▶ _TASK ITEM_
List every percentage figure in the South Carolina COVID-19 report below, with what each one measures.

▶ _PROVIDED TEXT_
Over 550 new COVID-19 cases reported in SC

At least 713,761 people have tested positive for the coronavirus and 11,603 have died in South Carolina since March 2020, according to state health officials.

The S.C. Department of Health and Environmental Control on Thursday reported 560 new COVID-19 cases and 33 coronavirus-related deaths. There were also 319 probable cases and 11 probable deaths, data shows.

At least 908 people in the state were reported hospitalized with COVID-19 as of Thursday, including 278 patients who were being treated in intensive care units and 182 who were on ventilators. About 10% of hospitalizations across the state are COVID-19-related, data shows.

As of Thursday, 5.3% of COVID-19 tests were reported positive. The Centers for Disease Control and Prevention has said 5% or lower means there is a low level of community spread.

Roughly 54% of South Carolinians eligible to receive a coronavirus vaccine are fully vaccinated, and nearly 62% have received at least one dose, according to health officials.

▶ _DATA FOR ANALYSIS_
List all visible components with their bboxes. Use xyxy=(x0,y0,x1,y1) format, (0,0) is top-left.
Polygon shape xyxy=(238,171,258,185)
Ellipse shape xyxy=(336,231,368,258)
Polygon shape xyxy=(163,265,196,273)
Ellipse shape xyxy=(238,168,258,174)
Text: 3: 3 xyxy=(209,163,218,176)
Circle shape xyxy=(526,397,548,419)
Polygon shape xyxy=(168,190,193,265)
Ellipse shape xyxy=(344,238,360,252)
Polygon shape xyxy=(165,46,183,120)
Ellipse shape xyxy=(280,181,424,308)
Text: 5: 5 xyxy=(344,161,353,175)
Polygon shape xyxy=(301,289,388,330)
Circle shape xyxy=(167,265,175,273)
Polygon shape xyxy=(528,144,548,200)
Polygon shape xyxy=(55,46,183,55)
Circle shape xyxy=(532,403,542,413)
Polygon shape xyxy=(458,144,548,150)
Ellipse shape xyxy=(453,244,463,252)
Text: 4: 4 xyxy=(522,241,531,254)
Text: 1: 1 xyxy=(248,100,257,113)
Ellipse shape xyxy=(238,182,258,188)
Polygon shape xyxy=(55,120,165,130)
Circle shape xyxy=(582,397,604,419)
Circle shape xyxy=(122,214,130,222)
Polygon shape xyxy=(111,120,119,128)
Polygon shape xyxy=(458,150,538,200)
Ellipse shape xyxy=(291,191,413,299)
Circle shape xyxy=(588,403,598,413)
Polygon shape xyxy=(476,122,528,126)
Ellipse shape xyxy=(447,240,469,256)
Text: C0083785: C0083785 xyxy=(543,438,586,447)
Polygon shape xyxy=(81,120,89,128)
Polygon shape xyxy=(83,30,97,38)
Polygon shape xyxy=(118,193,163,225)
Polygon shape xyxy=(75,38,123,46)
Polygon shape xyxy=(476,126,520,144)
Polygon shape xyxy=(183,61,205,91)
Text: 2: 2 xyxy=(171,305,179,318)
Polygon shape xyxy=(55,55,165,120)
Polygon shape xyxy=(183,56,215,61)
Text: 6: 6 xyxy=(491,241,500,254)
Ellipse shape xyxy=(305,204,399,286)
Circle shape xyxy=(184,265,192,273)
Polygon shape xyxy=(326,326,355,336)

▶ _SOLUTION_
- 10%: the share of hospitalizations across the state that are COVID-19-related
- 5.3%: the share of COVID-19 tests reported positive as of Thursday
- 5%: the level at or below which the CDC says community spread is low
- 54%: the share of eligible South Carolinians who are fully vaccinated (roughly)
- 62%: the share of eligible South Carolinians who have received at least one dose (nearly)